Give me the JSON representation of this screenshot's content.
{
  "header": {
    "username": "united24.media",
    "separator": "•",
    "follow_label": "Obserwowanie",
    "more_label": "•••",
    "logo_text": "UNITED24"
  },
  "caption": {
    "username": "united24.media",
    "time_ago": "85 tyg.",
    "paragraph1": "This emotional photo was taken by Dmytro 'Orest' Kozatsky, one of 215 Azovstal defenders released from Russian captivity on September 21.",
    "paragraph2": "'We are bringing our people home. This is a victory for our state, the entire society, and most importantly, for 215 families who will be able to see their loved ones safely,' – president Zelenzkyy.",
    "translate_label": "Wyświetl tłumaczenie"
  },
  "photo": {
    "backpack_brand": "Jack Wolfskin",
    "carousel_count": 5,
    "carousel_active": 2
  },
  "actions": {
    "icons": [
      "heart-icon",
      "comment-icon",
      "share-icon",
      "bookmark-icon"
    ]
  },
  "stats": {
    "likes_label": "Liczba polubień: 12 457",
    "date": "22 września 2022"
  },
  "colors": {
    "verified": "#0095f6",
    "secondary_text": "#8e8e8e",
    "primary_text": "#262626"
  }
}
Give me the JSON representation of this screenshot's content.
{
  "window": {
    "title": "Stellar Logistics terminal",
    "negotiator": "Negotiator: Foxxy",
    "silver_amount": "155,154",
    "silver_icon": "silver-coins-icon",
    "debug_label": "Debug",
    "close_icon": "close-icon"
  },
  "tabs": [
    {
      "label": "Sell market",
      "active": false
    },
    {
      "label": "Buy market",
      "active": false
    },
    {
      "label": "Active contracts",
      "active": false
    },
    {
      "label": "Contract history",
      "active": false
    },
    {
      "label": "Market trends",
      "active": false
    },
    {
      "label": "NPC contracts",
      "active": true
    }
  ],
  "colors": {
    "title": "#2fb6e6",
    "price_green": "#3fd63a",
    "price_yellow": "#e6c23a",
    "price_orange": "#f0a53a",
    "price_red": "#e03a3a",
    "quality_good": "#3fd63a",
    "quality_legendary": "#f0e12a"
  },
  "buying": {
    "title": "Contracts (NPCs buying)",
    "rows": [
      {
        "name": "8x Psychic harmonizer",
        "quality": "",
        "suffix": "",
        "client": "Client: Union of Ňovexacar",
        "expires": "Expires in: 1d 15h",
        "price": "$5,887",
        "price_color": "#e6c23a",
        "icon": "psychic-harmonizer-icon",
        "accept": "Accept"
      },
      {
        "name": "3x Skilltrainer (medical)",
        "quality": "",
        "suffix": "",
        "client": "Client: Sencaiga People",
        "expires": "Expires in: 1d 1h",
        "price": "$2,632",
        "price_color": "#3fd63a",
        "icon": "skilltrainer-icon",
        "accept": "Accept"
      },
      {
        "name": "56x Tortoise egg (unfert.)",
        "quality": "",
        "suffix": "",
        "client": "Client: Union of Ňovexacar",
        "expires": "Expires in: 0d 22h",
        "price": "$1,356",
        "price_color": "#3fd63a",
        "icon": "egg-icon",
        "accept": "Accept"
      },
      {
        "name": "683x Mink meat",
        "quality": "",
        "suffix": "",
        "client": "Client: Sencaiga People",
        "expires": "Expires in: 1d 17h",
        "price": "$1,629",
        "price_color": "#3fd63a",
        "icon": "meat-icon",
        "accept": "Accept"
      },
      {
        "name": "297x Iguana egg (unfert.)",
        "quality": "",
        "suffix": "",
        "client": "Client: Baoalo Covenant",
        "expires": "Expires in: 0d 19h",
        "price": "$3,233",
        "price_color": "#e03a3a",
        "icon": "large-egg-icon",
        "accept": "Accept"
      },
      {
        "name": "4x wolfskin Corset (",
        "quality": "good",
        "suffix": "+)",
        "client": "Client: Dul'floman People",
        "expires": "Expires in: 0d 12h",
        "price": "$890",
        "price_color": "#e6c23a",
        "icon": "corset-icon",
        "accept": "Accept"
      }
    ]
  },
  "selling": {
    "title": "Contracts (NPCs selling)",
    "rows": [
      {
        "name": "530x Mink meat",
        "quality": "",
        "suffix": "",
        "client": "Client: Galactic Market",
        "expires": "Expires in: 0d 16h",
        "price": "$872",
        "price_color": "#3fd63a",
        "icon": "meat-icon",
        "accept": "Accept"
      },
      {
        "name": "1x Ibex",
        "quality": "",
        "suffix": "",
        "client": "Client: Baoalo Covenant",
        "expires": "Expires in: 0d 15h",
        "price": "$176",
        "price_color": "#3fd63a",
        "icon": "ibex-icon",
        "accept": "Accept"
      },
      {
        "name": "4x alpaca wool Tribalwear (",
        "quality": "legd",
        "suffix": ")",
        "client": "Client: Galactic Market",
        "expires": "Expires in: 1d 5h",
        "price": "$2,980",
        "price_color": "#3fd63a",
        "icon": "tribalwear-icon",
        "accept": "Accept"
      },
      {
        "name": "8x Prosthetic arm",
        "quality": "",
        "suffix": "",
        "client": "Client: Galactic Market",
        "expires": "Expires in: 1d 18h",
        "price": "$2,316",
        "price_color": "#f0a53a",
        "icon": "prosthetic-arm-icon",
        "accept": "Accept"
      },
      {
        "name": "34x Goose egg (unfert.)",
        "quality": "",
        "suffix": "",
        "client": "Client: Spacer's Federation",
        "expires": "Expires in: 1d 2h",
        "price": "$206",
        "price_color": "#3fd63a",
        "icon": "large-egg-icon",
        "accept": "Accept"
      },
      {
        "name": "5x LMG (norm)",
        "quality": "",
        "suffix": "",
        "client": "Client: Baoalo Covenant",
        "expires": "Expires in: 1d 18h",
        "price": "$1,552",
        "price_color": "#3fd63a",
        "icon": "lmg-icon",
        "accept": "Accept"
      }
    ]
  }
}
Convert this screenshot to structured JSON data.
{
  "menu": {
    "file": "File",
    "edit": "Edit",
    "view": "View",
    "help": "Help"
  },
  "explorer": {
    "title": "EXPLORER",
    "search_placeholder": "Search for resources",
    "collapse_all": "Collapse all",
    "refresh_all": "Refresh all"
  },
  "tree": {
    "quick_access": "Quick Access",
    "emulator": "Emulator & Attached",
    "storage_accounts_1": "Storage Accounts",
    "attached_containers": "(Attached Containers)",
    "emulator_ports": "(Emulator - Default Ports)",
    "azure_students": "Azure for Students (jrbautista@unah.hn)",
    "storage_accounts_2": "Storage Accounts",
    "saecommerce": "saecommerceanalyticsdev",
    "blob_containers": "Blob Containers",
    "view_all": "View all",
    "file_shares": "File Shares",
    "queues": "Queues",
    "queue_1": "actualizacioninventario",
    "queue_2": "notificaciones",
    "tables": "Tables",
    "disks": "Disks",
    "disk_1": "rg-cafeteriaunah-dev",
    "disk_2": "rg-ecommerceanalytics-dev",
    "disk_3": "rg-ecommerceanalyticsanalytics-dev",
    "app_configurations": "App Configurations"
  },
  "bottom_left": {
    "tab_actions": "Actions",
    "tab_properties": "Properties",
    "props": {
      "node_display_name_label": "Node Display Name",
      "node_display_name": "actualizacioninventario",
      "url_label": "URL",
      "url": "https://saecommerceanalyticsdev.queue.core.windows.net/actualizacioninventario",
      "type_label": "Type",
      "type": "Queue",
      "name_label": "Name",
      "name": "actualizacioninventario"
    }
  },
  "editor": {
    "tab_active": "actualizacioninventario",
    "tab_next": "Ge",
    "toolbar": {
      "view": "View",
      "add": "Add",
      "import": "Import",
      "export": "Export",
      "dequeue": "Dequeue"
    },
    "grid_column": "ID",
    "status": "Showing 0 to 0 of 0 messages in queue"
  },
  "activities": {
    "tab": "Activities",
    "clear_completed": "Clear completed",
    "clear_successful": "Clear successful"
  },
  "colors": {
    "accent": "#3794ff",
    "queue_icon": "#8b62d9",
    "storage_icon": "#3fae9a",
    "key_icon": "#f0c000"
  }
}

◆ YOUR INSTRUCTIONS
All lines above with "meat" in them should be returned.

◆ RESULT
        "name": "683x Mink meat",
        "icon": "meat-icon",
        "name": "530x Mink meat",
        "icon": "meat-icon",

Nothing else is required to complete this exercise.